● **Data supplied**:
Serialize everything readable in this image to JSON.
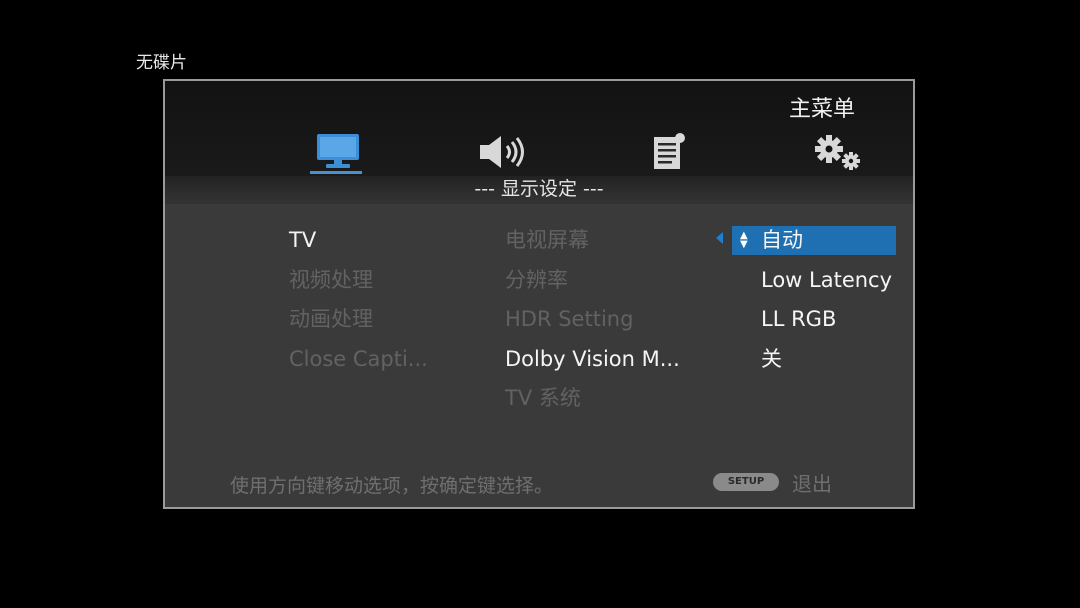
{
  "disc_status": "无碟片",
  "menu": {
    "title": "主菜单",
    "section": "--- 显示设定 ---",
    "categories": [
      {
        "icon": "monitor-icon",
        "selected": true
      },
      {
        "icon": "speaker-icon",
        "selected": false
      },
      {
        "icon": "document-icon",
        "selected": false
      },
      {
        "icon": "gear-icon",
        "selected": false
      }
    ]
  },
  "col1": [
    "TV",
    "视频处理",
    "动画处理",
    "Close Capti..."
  ],
  "col2": [
    "电视屏幕",
    "分辨率",
    "HDR Setting",
    "Dolby Vision M...",
    "TV 系统"
  ],
  "col3": [
    "自动",
    "Low Latency",
    "LL RGB",
    "关"
  ],
  "footer": {
    "hint": "使用方向键移动选项，按确定键选择。",
    "setup_button": "SETUP",
    "exit_label": "退出"
  },
  "colors": {
    "accent": "#1f6fb3",
    "panel": "#3a3a3a",
    "dim_text": "#626262"
  }
}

● **Task requirements**:
Scan the material above for the string "icon" and return the lines that hold it.

● **Answer to this exercise**:
        "icon": "monitor-icon",
        "icon": "speaker-icon",
        "icon": "document-icon",
        "icon": "gear-icon",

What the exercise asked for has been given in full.